§ To be done:
Below are records; reproduce exactly the lines from the one containing "Convert this document image to plain text." through the end, both included, and only those.

§ Data shown:
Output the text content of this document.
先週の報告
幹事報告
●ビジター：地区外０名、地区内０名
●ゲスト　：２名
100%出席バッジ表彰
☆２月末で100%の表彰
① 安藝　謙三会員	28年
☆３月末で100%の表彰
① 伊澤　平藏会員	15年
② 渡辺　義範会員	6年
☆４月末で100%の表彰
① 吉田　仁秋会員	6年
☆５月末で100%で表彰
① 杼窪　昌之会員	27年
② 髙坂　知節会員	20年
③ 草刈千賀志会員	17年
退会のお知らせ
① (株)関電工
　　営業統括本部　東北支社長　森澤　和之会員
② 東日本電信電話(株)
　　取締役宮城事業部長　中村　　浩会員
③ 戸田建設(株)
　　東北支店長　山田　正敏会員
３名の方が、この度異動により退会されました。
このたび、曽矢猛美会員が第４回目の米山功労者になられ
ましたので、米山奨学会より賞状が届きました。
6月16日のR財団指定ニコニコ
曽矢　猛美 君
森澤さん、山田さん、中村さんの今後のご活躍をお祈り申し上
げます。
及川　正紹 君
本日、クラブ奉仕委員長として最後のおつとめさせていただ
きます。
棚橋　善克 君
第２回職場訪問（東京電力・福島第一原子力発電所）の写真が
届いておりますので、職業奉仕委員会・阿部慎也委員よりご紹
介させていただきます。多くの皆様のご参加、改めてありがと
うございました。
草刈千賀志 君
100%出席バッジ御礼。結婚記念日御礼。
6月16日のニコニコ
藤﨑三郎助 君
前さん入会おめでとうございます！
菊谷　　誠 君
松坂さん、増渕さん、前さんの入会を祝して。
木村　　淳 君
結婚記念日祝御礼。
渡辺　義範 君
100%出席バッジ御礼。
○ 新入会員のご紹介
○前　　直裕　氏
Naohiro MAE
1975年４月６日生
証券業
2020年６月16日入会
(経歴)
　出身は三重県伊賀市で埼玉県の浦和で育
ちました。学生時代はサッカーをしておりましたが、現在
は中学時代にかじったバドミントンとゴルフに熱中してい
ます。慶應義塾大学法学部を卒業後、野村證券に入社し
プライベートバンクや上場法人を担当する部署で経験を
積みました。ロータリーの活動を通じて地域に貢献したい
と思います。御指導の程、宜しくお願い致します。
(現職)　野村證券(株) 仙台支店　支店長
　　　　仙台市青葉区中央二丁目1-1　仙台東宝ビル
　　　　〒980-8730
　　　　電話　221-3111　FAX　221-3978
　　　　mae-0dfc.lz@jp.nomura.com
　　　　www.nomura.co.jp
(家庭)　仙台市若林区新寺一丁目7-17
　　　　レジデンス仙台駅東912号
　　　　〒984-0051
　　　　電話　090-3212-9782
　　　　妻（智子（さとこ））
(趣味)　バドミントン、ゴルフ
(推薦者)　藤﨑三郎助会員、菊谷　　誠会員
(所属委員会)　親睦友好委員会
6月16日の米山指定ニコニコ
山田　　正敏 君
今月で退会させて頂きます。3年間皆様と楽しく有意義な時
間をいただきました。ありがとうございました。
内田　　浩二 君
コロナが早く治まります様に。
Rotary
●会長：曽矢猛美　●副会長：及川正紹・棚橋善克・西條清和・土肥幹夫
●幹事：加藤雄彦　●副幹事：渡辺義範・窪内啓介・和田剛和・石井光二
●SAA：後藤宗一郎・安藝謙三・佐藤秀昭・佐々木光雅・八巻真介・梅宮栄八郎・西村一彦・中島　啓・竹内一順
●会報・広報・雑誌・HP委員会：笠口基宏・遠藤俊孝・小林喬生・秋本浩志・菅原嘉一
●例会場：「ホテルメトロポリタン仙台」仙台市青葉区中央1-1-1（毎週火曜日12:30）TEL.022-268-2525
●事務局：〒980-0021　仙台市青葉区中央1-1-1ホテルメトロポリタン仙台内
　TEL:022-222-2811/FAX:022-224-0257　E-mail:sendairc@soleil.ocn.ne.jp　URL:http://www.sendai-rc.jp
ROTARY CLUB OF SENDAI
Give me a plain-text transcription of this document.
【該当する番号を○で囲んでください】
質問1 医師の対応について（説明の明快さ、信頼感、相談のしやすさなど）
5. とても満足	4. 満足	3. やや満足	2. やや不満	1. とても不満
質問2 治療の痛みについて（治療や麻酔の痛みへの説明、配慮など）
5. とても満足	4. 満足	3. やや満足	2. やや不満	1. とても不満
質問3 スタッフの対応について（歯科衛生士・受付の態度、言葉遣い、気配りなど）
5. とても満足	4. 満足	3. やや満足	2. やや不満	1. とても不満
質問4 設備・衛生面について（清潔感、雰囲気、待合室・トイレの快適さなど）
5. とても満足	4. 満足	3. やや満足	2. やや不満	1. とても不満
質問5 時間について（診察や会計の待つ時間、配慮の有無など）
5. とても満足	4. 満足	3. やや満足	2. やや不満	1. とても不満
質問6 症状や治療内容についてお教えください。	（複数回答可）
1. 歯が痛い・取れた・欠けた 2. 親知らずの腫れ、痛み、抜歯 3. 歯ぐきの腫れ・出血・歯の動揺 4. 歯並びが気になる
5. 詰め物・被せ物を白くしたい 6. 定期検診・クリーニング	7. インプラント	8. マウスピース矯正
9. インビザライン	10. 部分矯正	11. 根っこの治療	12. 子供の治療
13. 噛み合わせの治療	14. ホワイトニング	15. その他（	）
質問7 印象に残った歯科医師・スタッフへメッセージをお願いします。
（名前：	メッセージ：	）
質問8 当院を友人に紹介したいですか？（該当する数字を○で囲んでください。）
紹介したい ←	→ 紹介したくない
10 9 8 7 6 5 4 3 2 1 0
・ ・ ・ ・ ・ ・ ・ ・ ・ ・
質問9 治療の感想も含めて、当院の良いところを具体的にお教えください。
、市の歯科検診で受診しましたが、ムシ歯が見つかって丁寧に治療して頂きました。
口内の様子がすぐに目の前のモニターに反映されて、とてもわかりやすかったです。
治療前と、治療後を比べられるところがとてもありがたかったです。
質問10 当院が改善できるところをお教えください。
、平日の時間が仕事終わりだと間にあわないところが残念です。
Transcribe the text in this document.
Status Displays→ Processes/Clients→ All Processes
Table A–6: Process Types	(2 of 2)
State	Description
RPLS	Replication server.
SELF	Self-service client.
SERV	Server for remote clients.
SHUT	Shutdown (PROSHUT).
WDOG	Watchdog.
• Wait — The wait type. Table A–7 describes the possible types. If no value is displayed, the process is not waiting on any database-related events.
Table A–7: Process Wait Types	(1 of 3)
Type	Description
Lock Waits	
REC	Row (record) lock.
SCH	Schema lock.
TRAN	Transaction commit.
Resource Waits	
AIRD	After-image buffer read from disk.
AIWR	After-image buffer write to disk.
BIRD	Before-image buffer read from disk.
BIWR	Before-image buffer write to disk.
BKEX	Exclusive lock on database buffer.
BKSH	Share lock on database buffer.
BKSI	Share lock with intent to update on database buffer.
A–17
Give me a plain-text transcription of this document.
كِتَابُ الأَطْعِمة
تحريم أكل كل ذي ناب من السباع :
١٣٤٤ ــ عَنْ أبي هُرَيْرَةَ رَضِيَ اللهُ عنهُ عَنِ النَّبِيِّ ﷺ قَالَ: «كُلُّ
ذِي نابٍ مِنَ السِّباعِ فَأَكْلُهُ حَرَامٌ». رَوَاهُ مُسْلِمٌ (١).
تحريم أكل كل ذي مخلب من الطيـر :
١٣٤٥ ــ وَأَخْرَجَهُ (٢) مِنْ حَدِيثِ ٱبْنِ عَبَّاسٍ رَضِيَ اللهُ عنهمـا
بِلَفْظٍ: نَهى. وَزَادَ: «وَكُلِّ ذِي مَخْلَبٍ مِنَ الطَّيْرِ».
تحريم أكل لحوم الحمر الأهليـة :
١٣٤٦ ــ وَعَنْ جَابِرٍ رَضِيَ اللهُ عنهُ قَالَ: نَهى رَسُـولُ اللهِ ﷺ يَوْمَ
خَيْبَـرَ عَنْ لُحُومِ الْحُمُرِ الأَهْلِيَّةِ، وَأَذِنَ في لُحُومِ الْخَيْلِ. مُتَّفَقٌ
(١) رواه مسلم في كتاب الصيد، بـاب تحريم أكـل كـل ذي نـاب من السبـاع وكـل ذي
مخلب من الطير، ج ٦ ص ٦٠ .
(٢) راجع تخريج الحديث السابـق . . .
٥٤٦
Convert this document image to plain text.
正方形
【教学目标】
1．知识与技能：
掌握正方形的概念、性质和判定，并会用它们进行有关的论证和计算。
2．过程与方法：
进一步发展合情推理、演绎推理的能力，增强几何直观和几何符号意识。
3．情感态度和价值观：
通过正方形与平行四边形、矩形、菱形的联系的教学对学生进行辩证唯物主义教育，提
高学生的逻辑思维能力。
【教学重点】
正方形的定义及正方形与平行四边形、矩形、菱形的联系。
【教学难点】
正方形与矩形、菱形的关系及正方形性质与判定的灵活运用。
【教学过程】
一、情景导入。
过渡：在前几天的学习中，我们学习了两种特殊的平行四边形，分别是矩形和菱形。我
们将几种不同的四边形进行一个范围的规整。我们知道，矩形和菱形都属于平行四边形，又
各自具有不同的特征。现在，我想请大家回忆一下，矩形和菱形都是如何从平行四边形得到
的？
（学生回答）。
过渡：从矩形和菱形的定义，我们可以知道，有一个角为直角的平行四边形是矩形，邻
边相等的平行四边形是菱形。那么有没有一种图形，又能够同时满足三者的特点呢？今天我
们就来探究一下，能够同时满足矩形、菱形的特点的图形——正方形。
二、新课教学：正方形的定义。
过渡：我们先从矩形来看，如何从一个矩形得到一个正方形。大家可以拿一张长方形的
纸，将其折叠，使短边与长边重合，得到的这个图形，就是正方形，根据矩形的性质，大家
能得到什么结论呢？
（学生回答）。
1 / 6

§ Result:
Convert this document image to plain text.
正方形
【教学目标】
1．知识与技能：
掌握正方形的概念、性质和判定，并会用它们进行有关的论证和计算。
2．过程与方法：
进一步发展合情推理、演绎推理的能力，增强几何直观和几何符号意识。
3．情感态度和价值观：
通过正方形与平行四边形、矩形、菱形的联系的教学对学生进行辩证唯物主义教育，提
高学生的逻辑思维能力。
【教学重点】
正方形的定义及正方形与平行四边形、矩形、菱形的联系。
【教学难点】
正方形与矩形、菱形的关系及正方形性质与判定的灵活运用。
【教学过程】
一、情景导入。
过渡：在前几天的学习中，我们学习了两种特殊的平行四边形，分别是矩形和菱形。我
们将几种不同的四边形进行一个范围的规整。我们知道，矩形和菱形都属于平行四边形，又
各自具有不同的特征。现在，我想请大家回忆一下，矩形和菱形都是如何从平行四边形得到
的？
（学生回答）。
过渡：从矩形和菱形的定义，我们可以知道，有一个角为直角的平行四边形是矩形，邻
边相等的平行四边形是菱形。那么有没有一种图形，又能够同时满足三者的特点呢？今天我
们就来探究一下，能够同时满足矩形、菱形的特点的图形——正方形。
二、新课教学：正方形的定义。
过渡：我们先从矩形来看，如何从一个矩形得到一个正方形。大家可以拿一张长方形的
纸，将其折叠，使短边与长边重合，得到的这个图形，就是正方形，根据矩形的性质，大家
能得到什么结论呢？
（学生回答）。
1 / 6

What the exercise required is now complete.